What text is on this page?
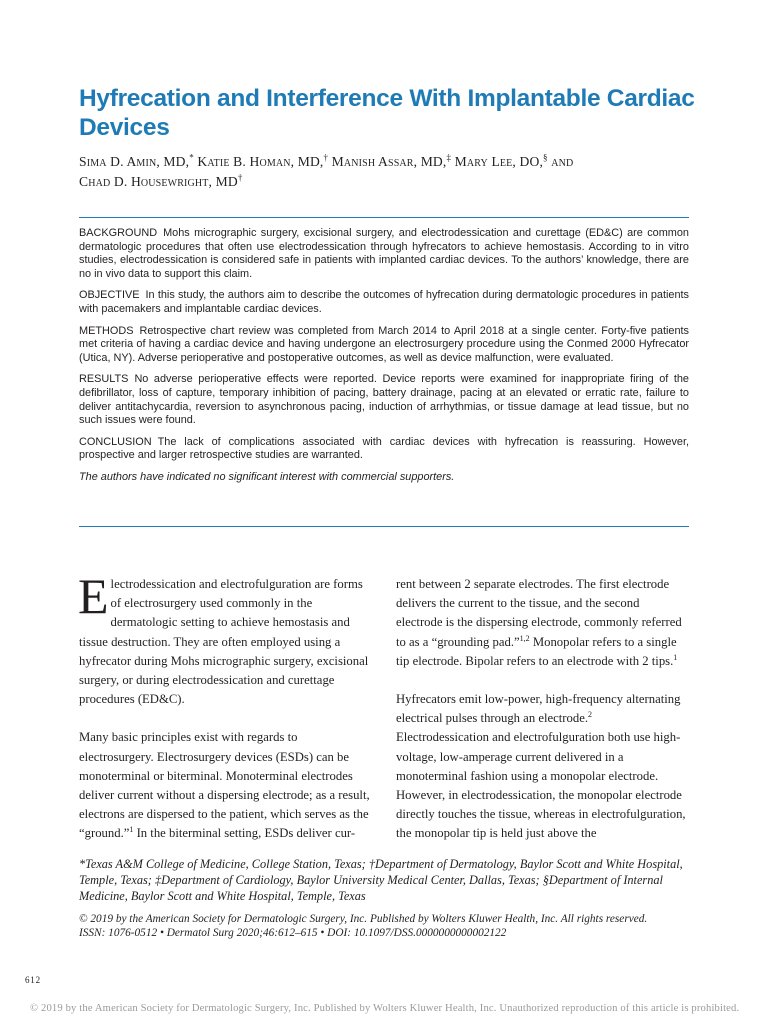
Hyfrecation and Interference With Implantable Cardiac Devices
Sima D. Amin, MD,* Katie B. Homan, MD,† Manish Assar, MD,‡ Mary Lee, DO,§ and
Chad D. Housewright, MD†

BACKGROUND Mohs micrographic surgery, excisional surgery, and electrodessication and curettage (ED&C) are common dermatologic procedures that often use electrodessication through hyfrecators to achieve hemostasis. According to in vitro studies, electrodessication is considered safe in patients with implanted cardiac devices. To the authors’ knowledge, there are no in vivo data to support this claim.

OBJECTIVE In this study, the authors aim to describe the outcomes of hyfrecation during dermatologic procedures in patients with pacemakers and implantable cardiac devices.

METHODS Retrospective chart review was completed from March 2014 to April 2018 at a single center. Forty-five patients met criteria of having a cardiac device and having undergone an electrosurgery procedure using the Conmed 2000 Hyfrecator (Utica, NY). Adverse perioperative and postoperative outcomes, as well as device malfunction, were evaluated.

RESULTS No adverse perioperative effects were reported. Device reports were examined for inappropriate firing of the defibrillator, loss of capture, temporary inhibition of pacing, battery drainage, pacing at an elevated or erratic rate, failure to deliver antitachycardia, reversion to asynchronous pacing, induction of arrhythmias, or tissue damage at lead tissue, but no such issues were found.

CONCLUSION The lack of complications associated with cardiac devices with hyfrecation is reassuring. However, prospective and larger retrospective studies are warranted.

The authors have indicated no significant interest with commercial supporters.

Electrodessication and electrofulguration are forms of electrosurgery used commonly in the dermatologic setting to achieve hemostasis and tissue destruction. They are often employed using a hyfrecator during Mohs micrographic surgery, excisional surgery, or during electrodessication and curettage procedures (ED&C).

Many basic principles exist with regards to electrosurgery. Electrosurgery devices (ESDs) can be monoterminal or biterminal. Monoterminal electrodes deliver current without a dispersing electrode; as a result, electrons are dispersed to the patient, which serves as the “ground.”$^1$ In the biterminal setting, ESDs deliver cur-

rent between 2 separate electrodes. The first electrode delivers the current to the tissue, and the second electrode is the dispersing electrode, commonly referred to as a “grounding pad.”$^{1,2}$ Monopolar refers to a single tip electrode. Bipolar refers to an electrode with 2 tips.$^1$

Hyfrecators emit low-power, high-frequency alternating electrical pulses through an electrode.$^2$ Electrodessication and electrofulguration both use high-voltage, low-amperage current delivered in a monoterminal fashion using a monopolar electrode. However, in electrodessication, the monopolar electrode directly touches the tissue, whereas in electrofulguration, the monopolar tip is held just above the

*Texas A&M College of Medicine, College Station, Texas; †Department of Dermatology, Baylor Scott and White Hospital, Temple, Texas; ‡Department of Cardiology, Baylor University Medical Center, Dallas, Texas; §Department of Internal Medicine, Baylor Scott and White Hospital, Temple, Texas
© 2019 by the American Society for Dermatologic Surgery, Inc. Published by Wolters Kluwer Health, Inc. All rights reserved.
ISSN: 1076-0512 • Dermatol Surg 2020;46:612–615 • DOI: 10.1097/DSS.0000000000002122
612
© 2019 by the American Society for Dermatologic Surgery, Inc. Published by Wolters Kluwer Health, Inc. Unauthorized reproduction of this article is prohibited.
****************************************
What is expected: Go through the material above and report each line containing "Published".

Answer section:
© 2019 by the American Society for Dermatologic Surgery, Inc. Published by Wolters Kluwer Health, Inc. All rights reserved.
© 2019 by the American Society for Dermatologic Surgery, Inc. Published by Wolters Kluwer Health, Inc. Unauthorized reproduction of this article is prohibited.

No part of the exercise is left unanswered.